→ Page text:
What you need to know to be a white hat hacker
TL;DR: Singapore has concluded its second Government Bug Bounty Programme (GBBP) and TechNews spoke to the Singaporean champion of the second GBBP, Mr Samuel Eng about common weaknesses and best practices in the white hat hacker space.
Mention the word ‘hacker’ and the first image that comes to mind is likely that of a hooded person, perhaps with a Guy Fawkes mask on, hovering over a computer in a dark room. It’s a stereotype perpetrated by the movies and the mainstream media, painting all hackers with the same brush—surreptitious and seemingly up to no good.
Enter Mr Samuel Eng, 29-year-old security consultant at ST Engineering (Info-Security), who is part of a growing community of white hat hackers around the world, helping organisations find loopholes in their cybersecurity landscape before the ‘bad guys’ get to them. Mr Eng uncovered four of 26 bugs in government IT systems during the second Government Bug Bounty Programme launched by the Government Technology Agency of Singapore and the Cybersecurity Agency of Singapore, emerging as the top white hat hacker from Singapore.

→ Data for analysis:
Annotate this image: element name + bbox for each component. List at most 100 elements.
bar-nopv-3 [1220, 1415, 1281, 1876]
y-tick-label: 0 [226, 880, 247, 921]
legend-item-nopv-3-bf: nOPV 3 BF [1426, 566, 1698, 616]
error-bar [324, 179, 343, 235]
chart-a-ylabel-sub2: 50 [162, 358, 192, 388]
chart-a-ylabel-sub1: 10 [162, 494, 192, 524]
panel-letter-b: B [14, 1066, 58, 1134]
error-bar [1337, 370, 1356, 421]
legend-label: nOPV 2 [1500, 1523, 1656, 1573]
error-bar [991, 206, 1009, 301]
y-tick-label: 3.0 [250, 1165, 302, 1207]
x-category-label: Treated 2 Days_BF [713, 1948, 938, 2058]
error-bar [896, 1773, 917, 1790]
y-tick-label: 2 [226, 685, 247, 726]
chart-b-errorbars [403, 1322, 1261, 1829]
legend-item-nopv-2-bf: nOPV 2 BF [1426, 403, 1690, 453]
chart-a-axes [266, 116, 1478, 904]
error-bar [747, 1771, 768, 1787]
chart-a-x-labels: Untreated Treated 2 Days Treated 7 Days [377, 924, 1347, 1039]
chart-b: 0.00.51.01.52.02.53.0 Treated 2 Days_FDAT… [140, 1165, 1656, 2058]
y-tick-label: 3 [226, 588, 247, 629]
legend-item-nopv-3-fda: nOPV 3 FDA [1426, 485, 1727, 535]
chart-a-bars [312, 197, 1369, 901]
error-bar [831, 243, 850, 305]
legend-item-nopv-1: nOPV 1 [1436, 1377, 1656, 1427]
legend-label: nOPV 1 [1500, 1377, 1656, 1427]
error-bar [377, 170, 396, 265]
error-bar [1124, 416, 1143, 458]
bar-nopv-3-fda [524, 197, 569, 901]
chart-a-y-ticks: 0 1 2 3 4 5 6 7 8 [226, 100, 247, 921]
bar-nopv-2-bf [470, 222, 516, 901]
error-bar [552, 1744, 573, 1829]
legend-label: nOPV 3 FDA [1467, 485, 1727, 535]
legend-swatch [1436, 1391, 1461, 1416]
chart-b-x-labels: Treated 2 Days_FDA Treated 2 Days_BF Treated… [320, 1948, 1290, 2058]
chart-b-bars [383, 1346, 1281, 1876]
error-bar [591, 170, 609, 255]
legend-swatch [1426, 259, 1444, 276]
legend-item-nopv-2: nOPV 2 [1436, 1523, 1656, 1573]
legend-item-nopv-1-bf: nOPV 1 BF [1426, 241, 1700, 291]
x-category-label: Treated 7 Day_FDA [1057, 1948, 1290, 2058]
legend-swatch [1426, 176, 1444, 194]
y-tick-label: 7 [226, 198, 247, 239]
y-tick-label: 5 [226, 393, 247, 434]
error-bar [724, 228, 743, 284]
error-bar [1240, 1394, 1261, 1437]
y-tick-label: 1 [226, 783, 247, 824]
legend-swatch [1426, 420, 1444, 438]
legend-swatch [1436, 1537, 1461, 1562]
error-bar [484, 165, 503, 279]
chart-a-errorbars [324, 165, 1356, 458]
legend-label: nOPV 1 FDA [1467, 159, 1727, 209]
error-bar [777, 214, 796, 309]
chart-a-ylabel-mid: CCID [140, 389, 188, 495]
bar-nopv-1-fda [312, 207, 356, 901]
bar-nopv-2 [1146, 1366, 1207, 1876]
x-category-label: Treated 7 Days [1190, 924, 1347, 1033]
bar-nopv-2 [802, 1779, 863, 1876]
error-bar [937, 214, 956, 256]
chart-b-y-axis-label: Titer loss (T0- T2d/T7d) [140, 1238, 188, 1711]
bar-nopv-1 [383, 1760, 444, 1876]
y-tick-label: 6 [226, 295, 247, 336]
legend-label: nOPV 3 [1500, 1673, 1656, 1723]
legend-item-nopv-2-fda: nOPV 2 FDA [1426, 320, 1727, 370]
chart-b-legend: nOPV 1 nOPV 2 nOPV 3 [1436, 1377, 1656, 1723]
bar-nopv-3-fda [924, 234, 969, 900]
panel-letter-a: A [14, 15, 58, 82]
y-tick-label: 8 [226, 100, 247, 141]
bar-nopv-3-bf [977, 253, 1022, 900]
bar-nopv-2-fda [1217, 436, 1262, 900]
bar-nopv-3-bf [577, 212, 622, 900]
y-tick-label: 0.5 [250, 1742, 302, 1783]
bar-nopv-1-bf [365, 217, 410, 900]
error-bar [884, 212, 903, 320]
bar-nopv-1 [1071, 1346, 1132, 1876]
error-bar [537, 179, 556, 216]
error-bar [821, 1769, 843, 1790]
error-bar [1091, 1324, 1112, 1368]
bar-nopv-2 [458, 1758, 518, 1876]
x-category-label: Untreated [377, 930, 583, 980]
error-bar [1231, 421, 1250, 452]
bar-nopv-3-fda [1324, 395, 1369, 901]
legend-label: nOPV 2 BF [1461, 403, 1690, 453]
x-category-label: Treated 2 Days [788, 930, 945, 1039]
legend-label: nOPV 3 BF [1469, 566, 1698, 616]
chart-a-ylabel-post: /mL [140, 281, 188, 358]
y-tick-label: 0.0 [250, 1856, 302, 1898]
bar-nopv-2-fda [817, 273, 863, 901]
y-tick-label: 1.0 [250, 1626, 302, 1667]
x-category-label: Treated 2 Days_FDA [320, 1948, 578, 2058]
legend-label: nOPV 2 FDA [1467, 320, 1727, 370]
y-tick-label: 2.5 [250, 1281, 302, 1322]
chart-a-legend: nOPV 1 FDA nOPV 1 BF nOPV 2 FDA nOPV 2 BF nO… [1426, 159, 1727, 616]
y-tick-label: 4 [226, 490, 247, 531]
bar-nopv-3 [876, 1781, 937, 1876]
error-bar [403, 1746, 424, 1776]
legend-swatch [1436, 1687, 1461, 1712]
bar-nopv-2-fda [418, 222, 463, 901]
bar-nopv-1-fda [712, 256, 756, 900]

→ Parts of the exercise:
[a] According to the white hat hacker article, how many bugs did Mr Samuel Eng uncover in government IT systems during the second Government Bug Bounty Programme?
[b] Output the part of the white hat hacker article starting at "What you need" and ending at "hat hacker space.".
You can set the records aside; none of the work depends on them.

→ Answers for the tasks:
[a] Four of the 26 bugs.

[b]
What you need to know to be a white hat hacker
TL;DR: Singapore has concluded its second Government Bug Bounty Programme (GBBP) and TechNews spoke to the Singaporean champion of the second GBBP, Mr Samuel Eng about common weaknesses and best practices in the white hat hacker space.